REQUIREMENT: Output every line below without omitting or altering anything.

MATERIAL SHOWN:

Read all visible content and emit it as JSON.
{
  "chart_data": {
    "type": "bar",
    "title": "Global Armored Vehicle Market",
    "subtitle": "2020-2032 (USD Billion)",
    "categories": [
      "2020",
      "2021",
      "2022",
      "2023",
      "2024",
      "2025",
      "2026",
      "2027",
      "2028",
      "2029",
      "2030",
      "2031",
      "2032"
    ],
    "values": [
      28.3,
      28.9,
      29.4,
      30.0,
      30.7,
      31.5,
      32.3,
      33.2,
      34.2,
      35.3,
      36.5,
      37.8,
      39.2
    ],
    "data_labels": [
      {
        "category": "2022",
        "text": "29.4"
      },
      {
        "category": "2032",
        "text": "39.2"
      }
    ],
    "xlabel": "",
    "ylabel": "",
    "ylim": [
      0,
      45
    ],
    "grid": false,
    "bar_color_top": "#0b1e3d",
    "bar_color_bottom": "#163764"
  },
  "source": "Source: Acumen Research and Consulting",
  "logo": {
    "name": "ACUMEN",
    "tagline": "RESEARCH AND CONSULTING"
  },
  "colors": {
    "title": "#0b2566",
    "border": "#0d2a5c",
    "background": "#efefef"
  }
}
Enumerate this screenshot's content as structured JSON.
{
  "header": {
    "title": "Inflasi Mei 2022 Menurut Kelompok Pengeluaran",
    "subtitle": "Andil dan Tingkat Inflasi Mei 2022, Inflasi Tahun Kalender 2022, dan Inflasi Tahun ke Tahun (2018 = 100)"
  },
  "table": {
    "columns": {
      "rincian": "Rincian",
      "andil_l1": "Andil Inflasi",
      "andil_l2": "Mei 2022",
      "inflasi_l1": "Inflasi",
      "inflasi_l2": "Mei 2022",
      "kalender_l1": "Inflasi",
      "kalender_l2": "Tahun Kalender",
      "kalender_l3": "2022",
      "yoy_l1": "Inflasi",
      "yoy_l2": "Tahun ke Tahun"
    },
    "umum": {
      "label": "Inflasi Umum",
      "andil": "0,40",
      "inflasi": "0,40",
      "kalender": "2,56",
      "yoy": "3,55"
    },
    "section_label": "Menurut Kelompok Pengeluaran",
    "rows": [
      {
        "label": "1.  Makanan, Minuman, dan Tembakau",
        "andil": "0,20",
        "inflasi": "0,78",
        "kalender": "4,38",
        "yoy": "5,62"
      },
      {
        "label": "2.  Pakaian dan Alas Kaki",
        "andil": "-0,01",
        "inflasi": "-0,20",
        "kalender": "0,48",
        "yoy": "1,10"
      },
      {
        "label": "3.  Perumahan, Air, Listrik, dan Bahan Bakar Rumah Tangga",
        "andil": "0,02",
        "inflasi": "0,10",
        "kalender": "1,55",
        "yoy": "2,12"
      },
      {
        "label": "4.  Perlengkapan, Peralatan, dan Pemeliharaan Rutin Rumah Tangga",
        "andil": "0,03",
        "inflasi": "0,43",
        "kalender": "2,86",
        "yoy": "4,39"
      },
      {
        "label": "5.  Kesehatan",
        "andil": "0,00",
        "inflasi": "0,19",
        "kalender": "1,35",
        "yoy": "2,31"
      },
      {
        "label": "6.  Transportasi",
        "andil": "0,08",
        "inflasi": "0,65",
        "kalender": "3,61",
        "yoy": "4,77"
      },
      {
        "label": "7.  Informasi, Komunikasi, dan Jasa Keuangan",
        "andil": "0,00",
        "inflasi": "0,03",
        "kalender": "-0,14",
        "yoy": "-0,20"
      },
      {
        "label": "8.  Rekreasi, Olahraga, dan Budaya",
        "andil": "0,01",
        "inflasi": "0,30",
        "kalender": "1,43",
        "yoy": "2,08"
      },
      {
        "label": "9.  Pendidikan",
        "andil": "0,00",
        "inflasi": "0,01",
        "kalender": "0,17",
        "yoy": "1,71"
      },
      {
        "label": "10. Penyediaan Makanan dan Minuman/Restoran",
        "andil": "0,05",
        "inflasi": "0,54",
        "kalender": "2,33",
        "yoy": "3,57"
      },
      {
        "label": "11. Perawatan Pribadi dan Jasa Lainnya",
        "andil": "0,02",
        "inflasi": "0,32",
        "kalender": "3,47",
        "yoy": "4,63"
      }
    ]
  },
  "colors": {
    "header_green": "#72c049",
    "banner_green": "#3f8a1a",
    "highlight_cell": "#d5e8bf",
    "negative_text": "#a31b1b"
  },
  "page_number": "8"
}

TASK RESPONSE:
Read all visible content and emit it as JSON.
{
  "chart_data": {
    "type": "bar",
    "title": "Global Armored Vehicle Market",
    "subtitle": "2020-2032 (USD Billion)",
    "categories": [
      "2020",
      "2021",
      "2022",
      "2023",
      "2024",
      "2025",
      "2026",
      "2027",
      "2028",
      "2029",
      "2030",
      "2031",
      "2032"
    ],
    "values": [
      28.3,
      28.9,
      29.4,
      30.0,
      30.7,
      31.5,
      32.3,
      33.2,
      34.2,
      35.3,
      36.5,
      37.8,
      39.2
    ],
    "data_labels": [
      {
        "category": "2022",
        "text": "29.4"
      },
      {
        "category": "2032",
        "text": "39.2"
      }
    ],
    "xlabel": "",
    "ylabel": "",
    "ylim": [
      0,
      45
    ],
    "grid": false,
    "bar_color_top": "#0b1e3d",
    "bar_color_bottom": "#163764"
  },
  "source": "Source: Acumen Research and Consulting",
  "logo": {
    "name": "ACUMEN",
    "tagline": "RESEARCH AND CONSULTING"
  },
  "colors": {
    "title": "#0b2566",
    "border": "#0d2a5c",
    "background": "#efefef"
  }
}
Enumerate this screenshot's content as structured JSON.
{
  "header": {
    "title": "Inflasi Mei 2022 Menurut Kelompok Pengeluaran",
    "subtitle": "Andil dan Tingkat Inflasi Mei 2022, Inflasi Tahun Kalender 2022, dan Inflasi Tahun ke Tahun (2018 = 100)"
  },
  "table": {
    "columns": {
      "rincian": "Rincian",
      "andil_l1": "Andil Inflasi",
      "andil_l2": "Mei 2022",
      "inflasi_l1": "Inflasi",
      "inflasi_l2": "Mei 2022",
      "kalender_l1": "Inflasi",
      "kalender_l2": "Tahun Kalender",
      "kalender_l3": "2022",
      "yoy_l1": "Inflasi",
      "yoy_l2": "Tahun ke Tahun"
    },
    "umum": {
      "label": "Inflasi Umum",
      "andil": "0,40",
      "inflasi": "0,40",
      "kalender": "2,56",
      "yoy": "3,55"
    },
    "section_label": "Menurut Kelompok Pengeluaran",
    "rows": [
      {
        "label": "1.  Makanan, Minuman, dan Tembakau",
        "andil": "0,20",
        "inflasi": "0,78",
        "kalender": "4,38",
        "yoy": "5,62"
      },
      {
        "label": "2.  Pakaian dan Alas Kaki",
        "andil": "-0,01",
        "inflasi": "-0,20",
        "kalender": "0,48",
        "yoy": "1,10"
      },
      {
        "label": "3.  Perumahan, Air, Listrik, dan Bahan Bakar Rumah Tangga",
        "andil": "0,02",
        "inflasi": "0,10",
        "kalender": "1,55",
        "yoy": "2,12"
      },
      {
        "label": "4.  Perlengkapan, Peralatan, dan Pemeliharaan Rutin Rumah Tangga",
        "andil": "0,03",
        "inflasi": "0,43",
        "kalender": "2,86",
        "yoy": "4,39"
      },
      {
        "label": "5.  Kesehatan",
        "andil": "0,00",
        "inflasi": "0,19",
        "kalender": "1,35",
        "yoy": "2,31"
      },
      {
        "label": "6.  Transportasi",
        "andil": "0,08",
        "inflasi": "0,65",
        "kalender": "3,61",
        "yoy": "4,77"
      },
      {
        "label": "7.  Informasi, Komunikasi, dan Jasa Keuangan",
        "andil": "0,00",
        "inflasi": "0,03",
        "kalender": "-0,14",
        "yoy": "-0,20"
      },
      {
        "label": "8.  Rekreasi, Olahraga, dan Budaya",
        "andil": "0,01",
        "inflasi": "0,30",
        "kalender": "1,43",
        "yoy": "2,08"
      },
      {
        "label": "9.  Pendidikan",
        "andil": "0,00",
        "inflasi": "0,01",
        "kalender": "0,17",
        "yoy": "1,71"
      },
      {
        "label": "10. Penyediaan Makanan dan Minuman/Restoran",
        "andil": "0,05",
        "inflasi": "0,54",
        "kalender": "2,33",
        "yoy": "3,57"
      },
      {
        "label": "11. Perawatan Pribadi dan Jasa Lainnya",
        "andil": "0,02",
        "inflasi": "0,32",
        "kalender": "3,47",
        "yoy": "4,63"
      }
    ]
  },
  "colors": {
    "header_green": "#72c049",
    "banner_green": "#3f8a1a",
    "highlight_cell": "#d5e8bf",
    "negative_text": "#a31b1b"
  },
  "page_number": "8"
}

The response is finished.